◆ Rows from a dataset:
-- begin --
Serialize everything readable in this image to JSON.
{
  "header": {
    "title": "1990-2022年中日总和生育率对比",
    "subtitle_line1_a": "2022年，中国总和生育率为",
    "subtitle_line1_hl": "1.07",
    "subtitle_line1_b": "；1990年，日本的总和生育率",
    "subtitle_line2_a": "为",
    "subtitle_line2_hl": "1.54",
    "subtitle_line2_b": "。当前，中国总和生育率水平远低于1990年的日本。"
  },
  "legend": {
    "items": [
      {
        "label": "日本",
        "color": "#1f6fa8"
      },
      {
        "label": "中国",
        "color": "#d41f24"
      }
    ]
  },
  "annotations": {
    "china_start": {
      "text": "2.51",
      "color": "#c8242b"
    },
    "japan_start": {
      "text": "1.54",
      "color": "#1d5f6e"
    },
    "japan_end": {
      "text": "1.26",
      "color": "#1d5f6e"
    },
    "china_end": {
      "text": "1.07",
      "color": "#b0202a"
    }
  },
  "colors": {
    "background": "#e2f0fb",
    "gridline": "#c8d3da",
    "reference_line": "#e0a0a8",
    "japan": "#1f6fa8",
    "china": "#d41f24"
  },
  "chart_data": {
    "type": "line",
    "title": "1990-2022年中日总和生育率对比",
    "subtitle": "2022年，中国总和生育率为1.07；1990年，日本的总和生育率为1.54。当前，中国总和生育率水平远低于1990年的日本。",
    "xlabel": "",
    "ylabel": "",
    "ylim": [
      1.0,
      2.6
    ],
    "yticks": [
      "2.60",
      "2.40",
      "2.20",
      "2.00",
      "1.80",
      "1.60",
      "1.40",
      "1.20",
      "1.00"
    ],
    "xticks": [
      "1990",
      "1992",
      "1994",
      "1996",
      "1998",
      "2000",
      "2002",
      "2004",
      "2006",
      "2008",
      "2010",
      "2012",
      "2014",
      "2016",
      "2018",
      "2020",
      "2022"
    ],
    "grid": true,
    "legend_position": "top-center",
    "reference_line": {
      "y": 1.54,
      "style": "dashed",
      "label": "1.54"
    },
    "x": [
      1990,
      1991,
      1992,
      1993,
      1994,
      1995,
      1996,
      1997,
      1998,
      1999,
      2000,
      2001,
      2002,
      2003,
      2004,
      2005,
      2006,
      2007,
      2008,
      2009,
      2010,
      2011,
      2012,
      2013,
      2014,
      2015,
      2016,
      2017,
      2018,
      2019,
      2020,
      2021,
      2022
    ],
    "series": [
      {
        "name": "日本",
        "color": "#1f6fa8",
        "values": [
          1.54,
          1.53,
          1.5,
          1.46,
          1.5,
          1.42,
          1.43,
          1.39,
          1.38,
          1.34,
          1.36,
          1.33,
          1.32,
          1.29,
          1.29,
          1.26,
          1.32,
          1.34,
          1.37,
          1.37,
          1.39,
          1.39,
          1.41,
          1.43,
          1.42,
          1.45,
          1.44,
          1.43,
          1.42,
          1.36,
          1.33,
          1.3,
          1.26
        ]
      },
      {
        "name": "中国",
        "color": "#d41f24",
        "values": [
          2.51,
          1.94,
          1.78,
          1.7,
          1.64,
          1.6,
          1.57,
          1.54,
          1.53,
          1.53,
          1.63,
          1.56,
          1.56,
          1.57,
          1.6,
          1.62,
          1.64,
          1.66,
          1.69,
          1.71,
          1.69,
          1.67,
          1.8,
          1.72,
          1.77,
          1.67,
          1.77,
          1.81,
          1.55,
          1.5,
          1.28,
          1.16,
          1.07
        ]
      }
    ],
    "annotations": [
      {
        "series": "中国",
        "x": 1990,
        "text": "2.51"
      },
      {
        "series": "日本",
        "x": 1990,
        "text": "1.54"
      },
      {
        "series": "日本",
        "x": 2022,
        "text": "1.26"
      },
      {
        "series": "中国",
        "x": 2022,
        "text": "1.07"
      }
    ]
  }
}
-- end --
◆ EXERCISE AIM: Transcribe every entry exactly, omitting nothing.

◆ FINISHED ANSWER:
Serialize everything readable in this image to JSON.
{
  "header": {
    "title": "1990-2022年中日总和生育率对比",
    "subtitle_line1_a": "2022年，中国总和生育率为",
    "subtitle_line1_hl": "1.07",
    "subtitle_line1_b": "；1990年，日本的总和生育率",
    "subtitle_line2_a": "为",
    "subtitle_line2_hl": "1.54",
    "subtitle_line2_b": "。当前，中国总和生育率水平远低于1990年的日本。"
  },
  "legend": {
    "items": [
      {
        "label": "日本",
        "color": "#1f6fa8"
      },
      {
        "label": "中国",
        "color": "#d41f24"
      }
    ]
  },
  "annotations": {
    "china_start": {
      "text": "2.51",
      "color": "#c8242b"
    },
    "japan_start": {
      "text": "1.54",
      "color": "#1d5f6e"
    },
    "japan_end": {
      "text": "1.26",
      "color": "#1d5f6e"
    },
    "china_end": {
      "text": "1.07",
      "color": "#b0202a"
    }
  },
  "colors": {
    "background": "#e2f0fb",
    "gridline": "#c8d3da",
    "reference_line": "#e0a0a8",
    "japan": "#1f6fa8",
    "china": "#d41f24"
  },
  "chart_data": {
    "type": "line",
    "title": "1990-2022年中日总和生育率对比",
    "subtitle": "2022年，中国总和生育率为1.07；1990年，日本的总和生育率为1.54。当前，中国总和生育率水平远低于1990年的日本。",
    "xlabel": "",
    "ylabel": "",
    "ylim": [
      1.0,
      2.6
    ],
    "yticks": [
      "2.60",
      "2.40",
      "2.20",
      "2.00",
      "1.80",
      "1.60",
      "1.40",
      "1.20",
      "1.00"
    ],
    "xticks": [
      "1990",
      "1992",
      "1994",
      "1996",
      "1998",
      "2000",
      "2002",
      "2004",
      "2006",
      "2008",
      "2010",
      "2012",
      "2014",
      "2016",
      "2018",
      "2020",
      "2022"
    ],
    "grid": true,
    "legend_position": "top-center",
    "reference_line": {
      "y": 1.54,
      "style": "dashed",
      "label": "1.54"
    },
    "x": [
      1990,
      1991,
      1992,
      1993,
      1994,
      1995,
      1996,
      1997,
      1998,
      1999,
      2000,
      2001,
      2002,
      2003,
      2004,
      2005,
      2006,
      2007,
      2008,
      2009,
      2010,
      2011,
      2012,
      2013,
      2014,
      2015,
      2016,
      2017,
      2018,
      2019,
      2020,
      2021,
      2022
    ],
    "series": [
      {
        "name": "日本",
        "color": "#1f6fa8",
        "values": [
          1.54,
          1.53,
          1.5,
          1.46,
          1.5,
          1.42,
          1.43,
          1.39,
          1.38,
          1.34,
          1.36,
          1.33,
          1.32,
          1.29,
          1.29,
          1.26,
          1.32,
          1.34,
          1.37,
          1.37,
          1.39,
          1.39,
          1.41,
          1.43,
          1.42,
          1.45,
          1.44,
          1.43,
          1.42,
          1.36,
          1.33,
          1.3,
          1.26
        ]
      },
      {
        "name": "中国",
        "color": "#d41f24",
        "values": [
          2.51,
          1.94,
          1.78,
          1.7,
          1.64,
          1.6,
          1.57,
          1.54,
          1.53,
          1.53,
          1.63,
          1.56,
          1.56,
          1.57,
          1.6,
          1.62,
          1.64,
          1.66,
          1.69,
          1.71,
          1.69,
          1.67,
          1.8,
          1.72,
          1.77,
          1.67,
          1.77,
          1.81,
          1.55,
          1.5,
          1.28,
          1.16,
          1.07
        ]
      }
    ],
    "annotations": [
      {
        "series": "中国",
        "x": 1990,
        "text": "2.51"
      },
      {
        "series": "日本",
        "x": 1990,
        "text": "1.54"
      },
      {
        "series": "日本",
        "x": 2022,
        "text": "1.26"
      },
      {
        "series": "中国",
        "x": 2022,
        "text": "1.07"
      }
    ]
  }
}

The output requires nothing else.